INSTRUCTIONS TO FOLLOW
In the review of Madness: Songs of Hope and Despair, why does the reviewer call the production "one of those rare occasions"? Answer in one to three sentences.

READING PASSAGE
A narrative is a powerful device to trigger emotions when it has a real, human story to tell, but when you put music to it, it gains a magical momentum and becomes almost therapeutic in the extent of escapism it gifts. That allure is undeniably present in the cantata, a work for voices and instruments, currently on stage at the Baxter Theatre in the form of Madness: Songs of Hope and Despair.
This production however takes the cantata an exquisite step further, and under the direction of Lara Foot, makes it a work for voices, instruments and animations. Through very clever use of projected images with artwork by Fiona Moodie, the story of Themba, a brilliant young architect, is sketched out from student life right through to him losing his grip on reality and having to fight his way through the ‘snakes’ in his head to find hope again.
His story is supplemented with the parallel perspectives of his mother (wanting to save her son) and girlfriend (dealing with the loss of her love), along with the doctors, nurses, priests and traditional healers who also lend their voices to the chorus of his maddening journey. As a very creative touch, every time a certain character sings about his or her experience, that associated performer's face glows through the image as a spotlight, doing so without giving it a cartoonish effect. In fact, I got the feeling of strolling through an art gallery and the subject matter of each 'portrait' appearing to me, to sing their story. What really caught my attention was that the characters appeared to be drawn to the ocean in search of peace, almost as if they wanted to waves to sooth them. A very caring, comforting image, but also symbolic of an element that has the potential to rage and leave you feeling helpless and out of control.
Madness: Songs of Hope and Despair is definitely both pleasing on the ear and eyes, and what a treat to also have a live orchestra, which showed off lively violin tones balanced with a sultry saxophone and a seductive cello. Honestly, I could just sit there listening to them all night. Hats-off to Galina Juritz and Dizu Plaatjies for their music composition, skillfully performed under the direction of conductor and choirmaster Chad Hendricks.
As tenor Monwabisi Lindi (Themba) sang his first notes alongside the sinfonietta and my mouth literally dropped (what a voice!), my first thoughts were , "someone needs to cast him as the Phantom!". He just has that utterly pure and perfect voice that demands your attention and keeps it. But to be honest, as the production moved along I quickly realised that every voice that joined him was equally as brilliant and perfect in own right. It doesn’t often happen that everyone in an ensemble is matched absolutely evenly. Madness: Songs of Hope and Despair is one of those rare occasions where any one performer can step forward and claim his or her moment in the limelight as a soloist.
My theatre loving friend, Maria Vos, actually summarised the performance brilliantly:
“I want the vocal ensemble to follow me around and narrate my life through song. I think it’s a show that catches you unawares with its powerful music and knocks you out with its depiction of some of the shocking realities in our country.”
The whole production, inspired by Dr Sean Baumann’s work at Valkenberg Hospital, is a delicately respectful yet powerfully striking balance between joy and fear, echoing in the libretto the actual words and phrases spoken by psychiatric patients he encountered throughout his life as a specialist dealing with the phenomenon of psychosis.
Madness: Songs of Hope and Despair is a definite theatre highlight for the month of February, but you only have until the 19th to see it at the Baxter Theatre. Book your tickets for this beautifully performed cantata at Computicket.

RECORD EXCERPTS

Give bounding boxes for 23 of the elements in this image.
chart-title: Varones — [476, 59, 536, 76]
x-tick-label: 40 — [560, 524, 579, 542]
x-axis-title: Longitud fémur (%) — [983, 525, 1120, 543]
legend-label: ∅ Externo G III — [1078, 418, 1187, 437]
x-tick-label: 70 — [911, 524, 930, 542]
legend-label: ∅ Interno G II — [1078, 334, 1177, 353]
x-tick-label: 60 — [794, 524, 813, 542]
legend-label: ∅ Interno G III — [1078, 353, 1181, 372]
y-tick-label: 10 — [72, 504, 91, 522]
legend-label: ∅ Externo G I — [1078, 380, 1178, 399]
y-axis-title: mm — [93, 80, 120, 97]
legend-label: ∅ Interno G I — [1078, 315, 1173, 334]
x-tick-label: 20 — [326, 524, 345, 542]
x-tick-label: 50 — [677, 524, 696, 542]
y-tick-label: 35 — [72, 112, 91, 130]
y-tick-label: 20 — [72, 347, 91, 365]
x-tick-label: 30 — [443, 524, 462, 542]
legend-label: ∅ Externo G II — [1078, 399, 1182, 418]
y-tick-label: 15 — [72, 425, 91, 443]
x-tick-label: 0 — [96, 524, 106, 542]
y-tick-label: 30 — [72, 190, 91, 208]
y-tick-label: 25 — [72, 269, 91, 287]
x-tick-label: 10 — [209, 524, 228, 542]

SOLVED PROBLEM
Everyone in the ensemble is matched absolutely evenly. Every voice that joins tenor Monwabisi Lindi is as brilliant as his, which doesn't often happen, so any one performer could step forward and claim a moment in the limelight as a soloist.